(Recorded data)
-- Begin --

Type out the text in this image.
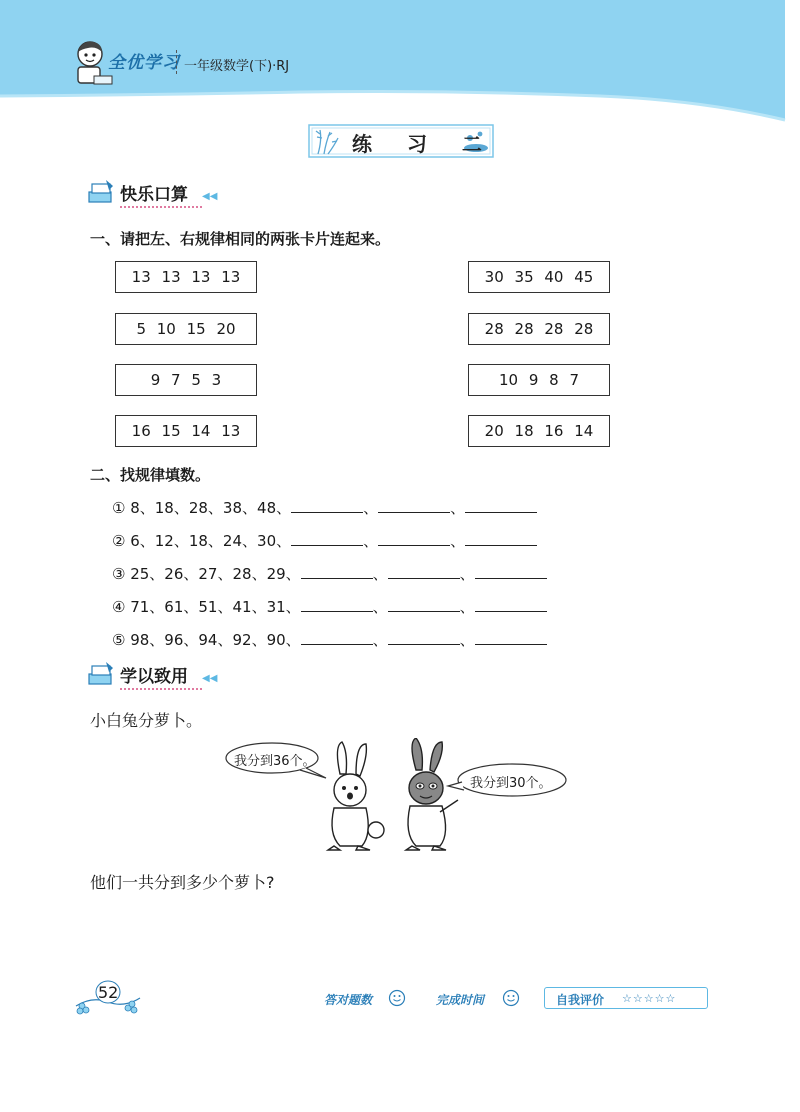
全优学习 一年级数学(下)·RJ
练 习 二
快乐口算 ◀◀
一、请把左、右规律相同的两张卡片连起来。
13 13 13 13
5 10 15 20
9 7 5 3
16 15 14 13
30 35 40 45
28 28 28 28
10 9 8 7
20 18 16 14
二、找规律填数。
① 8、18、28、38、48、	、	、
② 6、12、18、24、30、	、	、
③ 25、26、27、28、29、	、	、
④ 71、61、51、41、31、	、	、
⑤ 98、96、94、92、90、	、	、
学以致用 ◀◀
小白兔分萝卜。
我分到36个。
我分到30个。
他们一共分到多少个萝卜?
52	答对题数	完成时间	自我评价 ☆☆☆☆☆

-- End --
-- Begin --

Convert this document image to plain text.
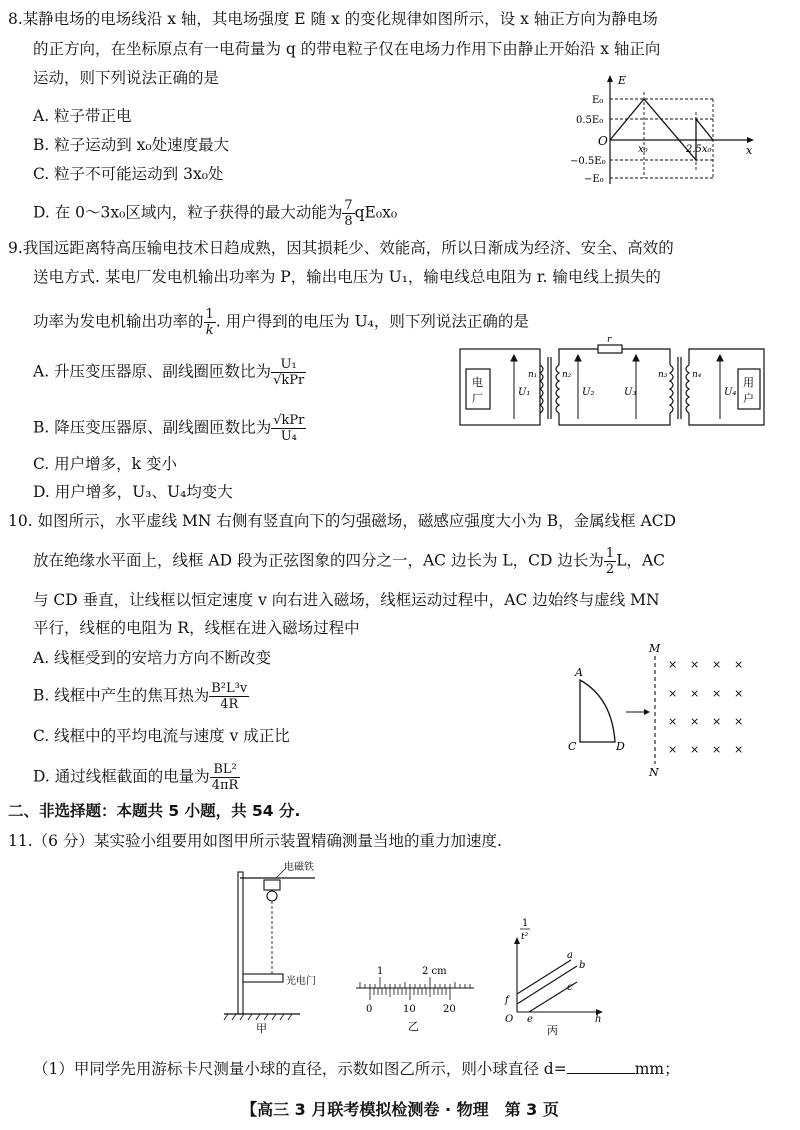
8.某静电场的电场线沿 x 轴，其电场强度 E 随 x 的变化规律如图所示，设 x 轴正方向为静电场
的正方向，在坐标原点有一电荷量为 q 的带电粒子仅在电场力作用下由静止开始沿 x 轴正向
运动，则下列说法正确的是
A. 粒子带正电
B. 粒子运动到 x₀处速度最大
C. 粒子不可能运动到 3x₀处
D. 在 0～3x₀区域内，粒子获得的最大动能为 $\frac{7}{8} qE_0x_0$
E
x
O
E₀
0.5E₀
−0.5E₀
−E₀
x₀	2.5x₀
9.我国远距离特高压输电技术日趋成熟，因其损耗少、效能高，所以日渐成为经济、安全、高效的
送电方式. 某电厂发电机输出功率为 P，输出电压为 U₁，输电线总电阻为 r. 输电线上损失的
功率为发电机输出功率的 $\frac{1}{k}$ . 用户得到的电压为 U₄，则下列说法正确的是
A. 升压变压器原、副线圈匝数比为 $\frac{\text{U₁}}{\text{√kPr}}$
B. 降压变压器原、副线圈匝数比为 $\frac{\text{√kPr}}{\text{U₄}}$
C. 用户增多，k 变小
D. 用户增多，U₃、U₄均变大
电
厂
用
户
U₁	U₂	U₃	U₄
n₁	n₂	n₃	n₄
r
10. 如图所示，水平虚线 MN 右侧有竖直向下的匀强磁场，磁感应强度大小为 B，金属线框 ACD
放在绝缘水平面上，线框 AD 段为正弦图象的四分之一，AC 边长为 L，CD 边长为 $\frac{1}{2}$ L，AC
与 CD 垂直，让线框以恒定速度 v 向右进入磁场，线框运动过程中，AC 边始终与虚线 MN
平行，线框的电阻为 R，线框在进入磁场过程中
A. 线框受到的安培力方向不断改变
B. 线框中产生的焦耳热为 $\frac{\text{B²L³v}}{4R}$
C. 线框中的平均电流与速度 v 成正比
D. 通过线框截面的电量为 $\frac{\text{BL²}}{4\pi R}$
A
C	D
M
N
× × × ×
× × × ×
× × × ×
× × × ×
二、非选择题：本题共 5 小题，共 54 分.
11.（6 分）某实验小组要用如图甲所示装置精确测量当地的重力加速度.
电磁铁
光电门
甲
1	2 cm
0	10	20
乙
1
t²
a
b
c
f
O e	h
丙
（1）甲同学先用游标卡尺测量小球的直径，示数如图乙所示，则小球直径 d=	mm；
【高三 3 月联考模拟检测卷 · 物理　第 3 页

-- End --

JOB =>
Say how many lines of the listing above contain "text", with no other words.

EXERCISE RESULT =>
6